» **Your instructions**:
Only the number is wanted: tally the lines below that contain the word "JSON".

------ Dataset records ------

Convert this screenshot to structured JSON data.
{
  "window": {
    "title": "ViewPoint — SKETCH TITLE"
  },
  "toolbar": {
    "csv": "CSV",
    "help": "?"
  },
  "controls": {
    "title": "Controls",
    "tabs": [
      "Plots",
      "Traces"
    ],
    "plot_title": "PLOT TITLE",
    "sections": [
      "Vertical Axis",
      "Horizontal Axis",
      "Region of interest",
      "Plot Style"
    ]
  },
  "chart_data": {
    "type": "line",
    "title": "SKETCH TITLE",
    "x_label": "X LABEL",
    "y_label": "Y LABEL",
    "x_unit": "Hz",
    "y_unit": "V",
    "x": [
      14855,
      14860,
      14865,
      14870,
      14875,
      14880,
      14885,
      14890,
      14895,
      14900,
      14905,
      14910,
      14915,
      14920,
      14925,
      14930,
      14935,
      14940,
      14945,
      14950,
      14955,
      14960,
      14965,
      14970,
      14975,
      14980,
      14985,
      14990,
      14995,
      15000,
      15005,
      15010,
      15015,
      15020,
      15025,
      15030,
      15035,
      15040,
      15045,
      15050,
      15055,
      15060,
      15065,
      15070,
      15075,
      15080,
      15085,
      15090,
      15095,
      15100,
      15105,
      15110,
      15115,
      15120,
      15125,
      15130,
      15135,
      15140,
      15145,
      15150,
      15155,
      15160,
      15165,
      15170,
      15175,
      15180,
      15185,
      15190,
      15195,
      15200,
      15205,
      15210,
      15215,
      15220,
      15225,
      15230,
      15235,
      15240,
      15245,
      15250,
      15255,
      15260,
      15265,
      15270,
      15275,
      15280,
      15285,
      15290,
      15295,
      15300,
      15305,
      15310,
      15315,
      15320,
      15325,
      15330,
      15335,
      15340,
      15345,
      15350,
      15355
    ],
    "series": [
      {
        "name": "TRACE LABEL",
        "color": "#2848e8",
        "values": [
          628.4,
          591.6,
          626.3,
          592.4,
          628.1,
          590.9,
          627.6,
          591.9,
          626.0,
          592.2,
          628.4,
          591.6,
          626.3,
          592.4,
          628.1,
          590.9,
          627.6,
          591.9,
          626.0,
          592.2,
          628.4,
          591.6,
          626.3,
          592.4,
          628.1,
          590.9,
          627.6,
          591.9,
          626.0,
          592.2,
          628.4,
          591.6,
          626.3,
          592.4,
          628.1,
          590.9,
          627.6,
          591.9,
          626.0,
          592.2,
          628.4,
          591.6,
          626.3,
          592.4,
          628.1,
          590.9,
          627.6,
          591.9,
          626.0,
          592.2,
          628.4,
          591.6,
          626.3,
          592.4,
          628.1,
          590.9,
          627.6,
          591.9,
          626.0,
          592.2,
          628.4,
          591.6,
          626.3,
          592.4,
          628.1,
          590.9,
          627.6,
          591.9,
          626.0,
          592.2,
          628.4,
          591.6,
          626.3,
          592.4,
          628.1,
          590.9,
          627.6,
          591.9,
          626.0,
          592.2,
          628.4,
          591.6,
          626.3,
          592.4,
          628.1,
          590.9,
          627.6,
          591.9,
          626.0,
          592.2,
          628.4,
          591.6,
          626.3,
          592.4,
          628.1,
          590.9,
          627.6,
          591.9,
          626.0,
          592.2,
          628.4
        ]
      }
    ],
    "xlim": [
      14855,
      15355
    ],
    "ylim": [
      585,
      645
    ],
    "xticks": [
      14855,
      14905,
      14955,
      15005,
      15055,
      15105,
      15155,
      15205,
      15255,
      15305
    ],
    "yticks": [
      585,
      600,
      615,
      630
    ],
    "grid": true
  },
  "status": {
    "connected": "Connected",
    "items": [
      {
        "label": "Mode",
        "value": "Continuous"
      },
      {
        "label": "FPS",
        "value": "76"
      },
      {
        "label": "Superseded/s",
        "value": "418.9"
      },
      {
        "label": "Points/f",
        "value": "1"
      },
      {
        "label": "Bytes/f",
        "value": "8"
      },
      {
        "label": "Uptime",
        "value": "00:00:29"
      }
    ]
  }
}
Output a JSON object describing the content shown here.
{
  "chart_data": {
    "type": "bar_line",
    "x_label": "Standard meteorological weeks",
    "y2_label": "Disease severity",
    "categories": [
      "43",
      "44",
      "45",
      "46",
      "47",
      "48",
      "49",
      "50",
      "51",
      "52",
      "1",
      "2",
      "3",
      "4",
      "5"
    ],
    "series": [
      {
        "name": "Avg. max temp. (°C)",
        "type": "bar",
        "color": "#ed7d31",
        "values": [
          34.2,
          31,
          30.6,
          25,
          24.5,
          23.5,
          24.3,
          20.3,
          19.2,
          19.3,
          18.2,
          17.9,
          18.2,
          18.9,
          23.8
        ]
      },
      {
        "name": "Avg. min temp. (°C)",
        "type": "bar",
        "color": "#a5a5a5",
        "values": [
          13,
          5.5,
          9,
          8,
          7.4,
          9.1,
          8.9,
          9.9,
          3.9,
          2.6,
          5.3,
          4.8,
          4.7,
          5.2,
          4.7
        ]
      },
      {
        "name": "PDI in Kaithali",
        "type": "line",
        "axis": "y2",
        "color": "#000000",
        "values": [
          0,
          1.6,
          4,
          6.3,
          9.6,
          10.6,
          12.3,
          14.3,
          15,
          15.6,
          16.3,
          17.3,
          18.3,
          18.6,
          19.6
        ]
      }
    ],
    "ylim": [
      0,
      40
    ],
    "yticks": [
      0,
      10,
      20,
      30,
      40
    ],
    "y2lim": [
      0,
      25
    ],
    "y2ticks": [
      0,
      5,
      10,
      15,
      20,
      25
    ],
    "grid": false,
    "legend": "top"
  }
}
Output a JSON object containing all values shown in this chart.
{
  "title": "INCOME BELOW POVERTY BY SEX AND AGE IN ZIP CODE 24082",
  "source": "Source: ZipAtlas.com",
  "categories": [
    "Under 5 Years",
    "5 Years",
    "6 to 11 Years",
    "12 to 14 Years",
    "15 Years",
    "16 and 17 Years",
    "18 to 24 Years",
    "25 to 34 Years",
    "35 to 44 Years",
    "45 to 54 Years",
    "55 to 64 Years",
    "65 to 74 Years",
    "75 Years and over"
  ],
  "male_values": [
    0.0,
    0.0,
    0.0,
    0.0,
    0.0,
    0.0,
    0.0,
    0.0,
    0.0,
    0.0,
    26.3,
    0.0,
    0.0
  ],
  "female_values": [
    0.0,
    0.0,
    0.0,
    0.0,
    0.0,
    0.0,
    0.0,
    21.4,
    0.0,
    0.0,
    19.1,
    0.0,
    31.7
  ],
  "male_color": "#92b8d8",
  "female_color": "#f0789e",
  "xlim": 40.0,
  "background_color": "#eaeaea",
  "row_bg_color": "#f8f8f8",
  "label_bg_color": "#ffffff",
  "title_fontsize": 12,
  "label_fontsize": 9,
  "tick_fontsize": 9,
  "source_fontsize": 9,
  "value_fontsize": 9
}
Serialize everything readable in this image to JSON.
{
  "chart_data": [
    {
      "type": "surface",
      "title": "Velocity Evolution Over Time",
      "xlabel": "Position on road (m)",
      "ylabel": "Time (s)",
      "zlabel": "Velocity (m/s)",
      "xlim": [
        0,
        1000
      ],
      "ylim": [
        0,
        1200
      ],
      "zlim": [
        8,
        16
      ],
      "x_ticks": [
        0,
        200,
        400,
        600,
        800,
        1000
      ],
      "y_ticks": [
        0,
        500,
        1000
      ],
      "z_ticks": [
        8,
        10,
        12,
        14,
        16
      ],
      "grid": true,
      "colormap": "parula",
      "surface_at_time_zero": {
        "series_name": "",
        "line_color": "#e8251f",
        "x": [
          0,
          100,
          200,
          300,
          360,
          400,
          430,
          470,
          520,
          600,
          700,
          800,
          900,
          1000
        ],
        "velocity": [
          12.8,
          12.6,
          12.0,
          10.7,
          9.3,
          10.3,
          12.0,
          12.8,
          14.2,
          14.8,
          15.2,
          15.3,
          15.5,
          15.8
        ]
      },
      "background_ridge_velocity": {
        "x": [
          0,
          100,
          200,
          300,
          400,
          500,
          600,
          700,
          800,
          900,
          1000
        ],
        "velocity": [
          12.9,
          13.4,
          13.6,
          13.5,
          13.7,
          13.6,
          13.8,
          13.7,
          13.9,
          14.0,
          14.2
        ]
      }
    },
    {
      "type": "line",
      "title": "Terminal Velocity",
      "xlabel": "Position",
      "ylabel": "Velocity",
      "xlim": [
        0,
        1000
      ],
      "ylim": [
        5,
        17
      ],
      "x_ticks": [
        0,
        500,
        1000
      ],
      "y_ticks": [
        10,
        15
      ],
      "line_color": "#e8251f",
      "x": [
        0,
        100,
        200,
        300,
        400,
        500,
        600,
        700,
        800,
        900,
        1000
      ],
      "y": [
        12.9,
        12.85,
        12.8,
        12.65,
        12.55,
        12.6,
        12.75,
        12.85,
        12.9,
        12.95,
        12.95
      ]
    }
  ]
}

------

» **Result of the task**:
4